**Exercise directions**
Find every line in the records that holds the string "HttpServlet". Copy each one.

**Material for the task**
* * * * *
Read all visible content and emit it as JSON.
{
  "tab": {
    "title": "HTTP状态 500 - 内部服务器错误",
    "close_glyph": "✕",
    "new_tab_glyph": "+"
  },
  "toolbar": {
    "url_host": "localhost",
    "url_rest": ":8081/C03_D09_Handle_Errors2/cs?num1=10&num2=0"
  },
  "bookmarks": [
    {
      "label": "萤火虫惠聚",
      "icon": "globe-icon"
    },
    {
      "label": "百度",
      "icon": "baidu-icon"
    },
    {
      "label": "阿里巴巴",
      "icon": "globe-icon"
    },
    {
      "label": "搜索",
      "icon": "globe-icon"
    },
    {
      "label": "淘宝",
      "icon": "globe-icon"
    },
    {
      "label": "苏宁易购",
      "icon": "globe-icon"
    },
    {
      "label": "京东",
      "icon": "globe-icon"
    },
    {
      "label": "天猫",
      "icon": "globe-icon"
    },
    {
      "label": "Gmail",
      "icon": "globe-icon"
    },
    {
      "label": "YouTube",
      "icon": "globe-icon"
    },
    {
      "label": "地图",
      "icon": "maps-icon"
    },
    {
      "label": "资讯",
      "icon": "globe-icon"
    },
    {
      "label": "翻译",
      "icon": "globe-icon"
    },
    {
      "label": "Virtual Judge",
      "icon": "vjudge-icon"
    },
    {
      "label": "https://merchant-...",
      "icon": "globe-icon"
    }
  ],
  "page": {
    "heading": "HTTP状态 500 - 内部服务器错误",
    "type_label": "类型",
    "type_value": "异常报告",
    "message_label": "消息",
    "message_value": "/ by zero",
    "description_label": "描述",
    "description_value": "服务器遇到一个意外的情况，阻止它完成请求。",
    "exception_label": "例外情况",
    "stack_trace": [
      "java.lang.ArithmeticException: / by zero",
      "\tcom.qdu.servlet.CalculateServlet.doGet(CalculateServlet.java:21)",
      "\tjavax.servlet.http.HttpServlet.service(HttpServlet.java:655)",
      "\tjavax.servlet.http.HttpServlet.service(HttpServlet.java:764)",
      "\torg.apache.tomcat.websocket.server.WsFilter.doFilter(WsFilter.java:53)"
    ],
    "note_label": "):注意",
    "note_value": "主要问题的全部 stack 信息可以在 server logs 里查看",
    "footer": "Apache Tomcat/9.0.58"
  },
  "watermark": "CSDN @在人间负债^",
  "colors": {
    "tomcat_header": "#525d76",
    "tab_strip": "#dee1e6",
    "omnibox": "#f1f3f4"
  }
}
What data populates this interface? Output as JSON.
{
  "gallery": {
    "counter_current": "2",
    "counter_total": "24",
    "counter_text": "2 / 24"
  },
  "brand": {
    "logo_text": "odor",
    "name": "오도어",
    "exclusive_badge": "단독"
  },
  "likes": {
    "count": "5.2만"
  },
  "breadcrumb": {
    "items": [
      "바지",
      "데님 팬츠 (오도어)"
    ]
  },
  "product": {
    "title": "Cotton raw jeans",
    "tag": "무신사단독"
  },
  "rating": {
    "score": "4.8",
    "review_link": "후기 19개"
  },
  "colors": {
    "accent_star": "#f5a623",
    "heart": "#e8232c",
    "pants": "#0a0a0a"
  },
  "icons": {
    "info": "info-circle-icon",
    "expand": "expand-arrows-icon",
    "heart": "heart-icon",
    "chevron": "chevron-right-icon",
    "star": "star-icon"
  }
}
* * * * *
**Right answer**
      "\tjavax.servlet.http.HttpServlet.service(HttpServlet.java:655)",
      "\tjavax.servlet.http.HttpServlet.service(HttpServlet.java:764)",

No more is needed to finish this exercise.